::: INPUT FOR THIS TASK :::

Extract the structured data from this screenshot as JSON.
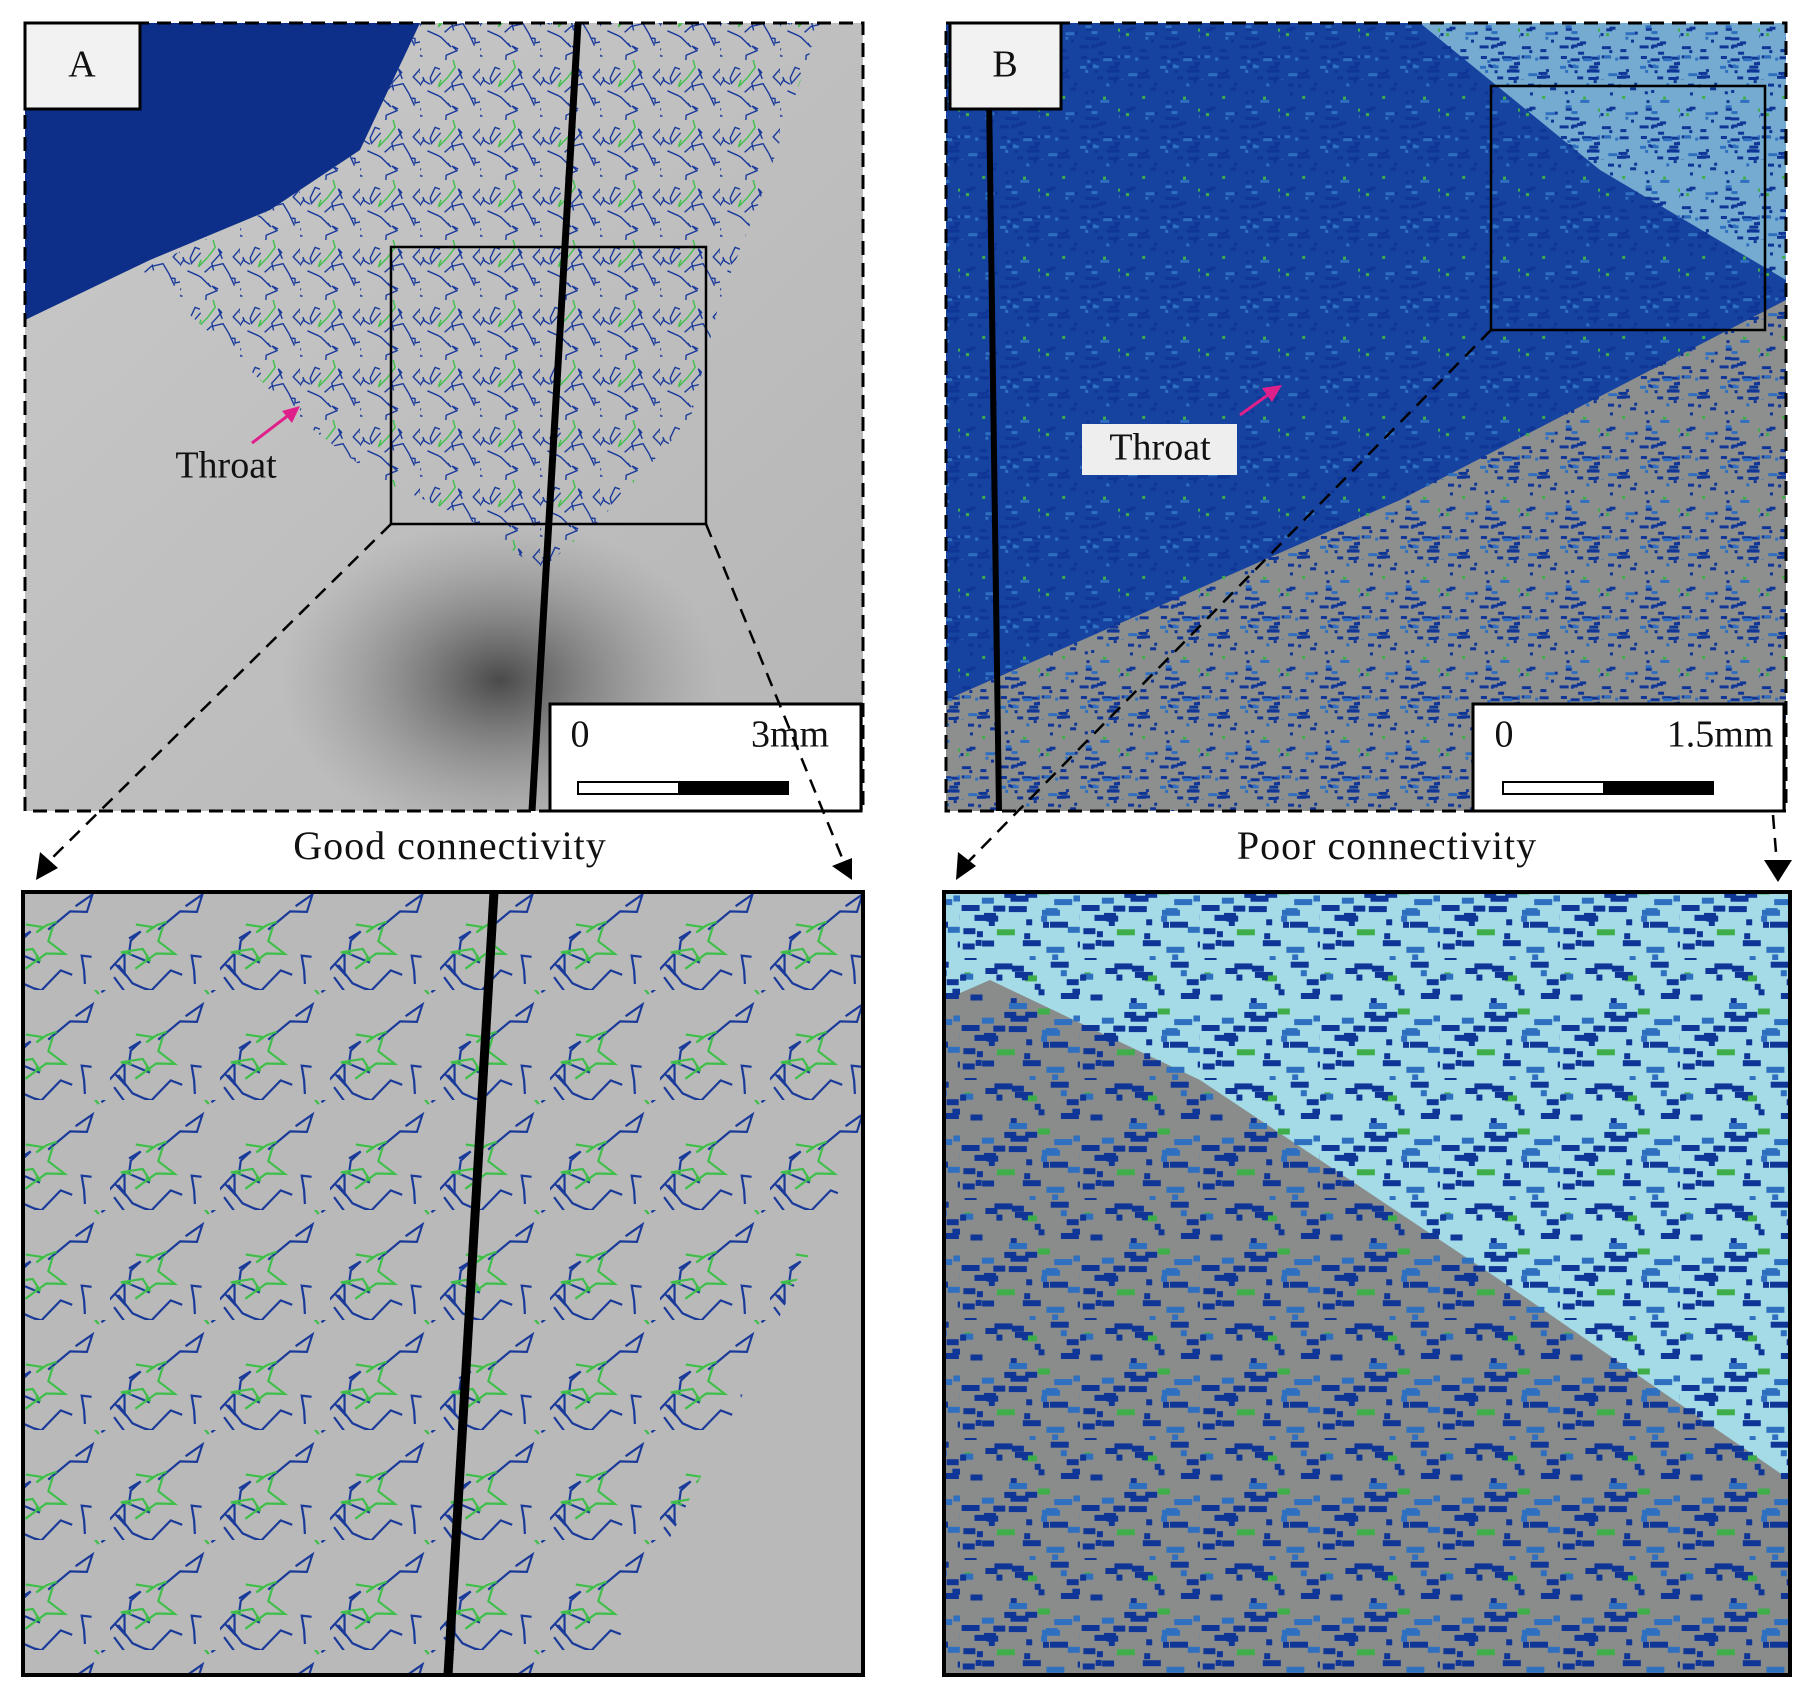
{
  "panels": [
    {
      "label": "A",
      "annotation": "Throat",
      "scale_start": "0",
      "scale_end": "3mm",
      "caption": "Good connectivity"
    },
    {
      "label": "B",
      "annotation": "Throat",
      "scale_start": "0",
      "scale_end": "1.5mm",
      "caption": "Poor connectivity"
    }
  ]
}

:::

PROBLEM STATEMENT: Every record must be copied exactly, with images dropped from the result.

THE COMPLETED TASK:
Extract the structured data from this screenshot as JSON.
{
  "panels": [
    {
      "label": "A",
      "annotation": "Throat",
      "scale_start": "0",
      "scale_end": "3mm",
      "caption": "Good connectivity"
    },
    {
      "label": "B",
      "annotation": "Throat",
      "scale_start": "0",
      "scale_end": "1.5mm",
      "caption": "Poor connectivity"
    }
  ]
}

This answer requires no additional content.